__SHORT TASK__.
Repeat the records below exactly.

__ENTRIES SUPPLIED__.
— BEGIN —

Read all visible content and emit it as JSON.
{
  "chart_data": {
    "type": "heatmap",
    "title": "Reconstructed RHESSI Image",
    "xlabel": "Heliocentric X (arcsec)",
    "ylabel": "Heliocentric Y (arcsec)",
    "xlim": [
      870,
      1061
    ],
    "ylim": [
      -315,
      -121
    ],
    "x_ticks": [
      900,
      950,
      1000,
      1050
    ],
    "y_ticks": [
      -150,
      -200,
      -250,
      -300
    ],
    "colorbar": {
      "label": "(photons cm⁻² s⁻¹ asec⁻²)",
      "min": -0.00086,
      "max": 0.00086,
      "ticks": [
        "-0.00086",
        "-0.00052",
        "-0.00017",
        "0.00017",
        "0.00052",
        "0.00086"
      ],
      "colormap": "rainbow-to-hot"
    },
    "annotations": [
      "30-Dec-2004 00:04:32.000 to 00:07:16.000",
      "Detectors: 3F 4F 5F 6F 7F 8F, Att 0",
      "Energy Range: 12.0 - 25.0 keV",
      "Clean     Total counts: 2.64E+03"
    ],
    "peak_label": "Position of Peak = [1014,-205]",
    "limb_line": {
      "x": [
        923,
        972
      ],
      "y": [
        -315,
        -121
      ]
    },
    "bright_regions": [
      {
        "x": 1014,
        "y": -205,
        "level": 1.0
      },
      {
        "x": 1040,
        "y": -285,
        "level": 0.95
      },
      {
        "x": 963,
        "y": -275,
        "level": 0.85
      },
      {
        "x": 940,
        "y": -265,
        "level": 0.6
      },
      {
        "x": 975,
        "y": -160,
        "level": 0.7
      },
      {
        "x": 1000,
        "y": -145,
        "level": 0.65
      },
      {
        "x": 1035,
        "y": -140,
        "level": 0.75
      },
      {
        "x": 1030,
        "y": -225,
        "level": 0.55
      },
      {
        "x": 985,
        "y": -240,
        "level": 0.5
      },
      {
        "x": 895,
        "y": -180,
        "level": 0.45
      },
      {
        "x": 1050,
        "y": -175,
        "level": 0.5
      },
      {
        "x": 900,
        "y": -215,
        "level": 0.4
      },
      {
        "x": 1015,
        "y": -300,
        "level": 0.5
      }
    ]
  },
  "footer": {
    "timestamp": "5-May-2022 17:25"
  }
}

— END —

__THE OUTPUT__.
Read all visible content and emit it as JSON.
{
  "chart_data": {
    "type": "heatmap",
    "title": "Reconstructed RHESSI Image",
    "xlabel": "Heliocentric X (arcsec)",
    "ylabel": "Heliocentric Y (arcsec)",
    "xlim": [
      870,
      1061
    ],
    "ylim": [
      -315,
      -121
    ],
    "x_ticks": [
      900,
      950,
      1000,
      1050
    ],
    "y_ticks": [
      -150,
      -200,
      -250,
      -300
    ],
    "colorbar": {
      "label": "(photons cm⁻² s⁻¹ asec⁻²)",
      "min": -0.00086,
      "max": 0.00086,
      "ticks": [
        "-0.00086",
        "-0.00052",
        "-0.00017",
        "0.00017",
        "0.00052",
        "0.00086"
      ],
      "colormap": "rainbow-to-hot"
    },
    "annotations": [
      "30-Dec-2004 00:04:32.000 to 00:07:16.000",
      "Detectors: 3F 4F 5F 6F 7F 8F, Att 0",
      "Energy Range: 12.0 - 25.0 keV",
      "Clean     Total counts: 2.64E+03"
    ],
    "peak_label": "Position of Peak = [1014,-205]",
    "limb_line": {
      "x": [
        923,
        972
      ],
      "y": [
        -315,
        -121
      ]
    },
    "bright_regions": [
      {
        "x": 1014,
        "y": -205,
        "level": 1.0
      },
      {
        "x": 1040,
        "y": -285,
        "level": 0.95
      },
      {
        "x": 963,
        "y": -275,
        "level": 0.85
      },
      {
        "x": 940,
        "y": -265,
        "level": 0.6
      },
      {
        "x": 975,
        "y": -160,
        "level": 0.7
      },
      {
        "x": 1000,
        "y": -145,
        "level": 0.65
      },
      {
        "x": 1035,
        "y": -140,
        "level": 0.75
      },
      {
        "x": 1030,
        "y": -225,
        "level": 0.55
      },
      {
        "x": 985,
        "y": -240,
        "level": 0.5
      },
      {
        "x": 895,
        "y": -180,
        "level": 0.45
      },
      {
        "x": 1050,
        "y": -175,
        "level": 0.5
      },
      {
        "x": 900,
        "y": -215,
        "level": 0.4
      },
      {
        "x": 1015,
        "y": -300,
        "level": 0.5
      }
    ]
  },
  "footer": {
    "timestamp": "5-May-2022 17:25"
  }
}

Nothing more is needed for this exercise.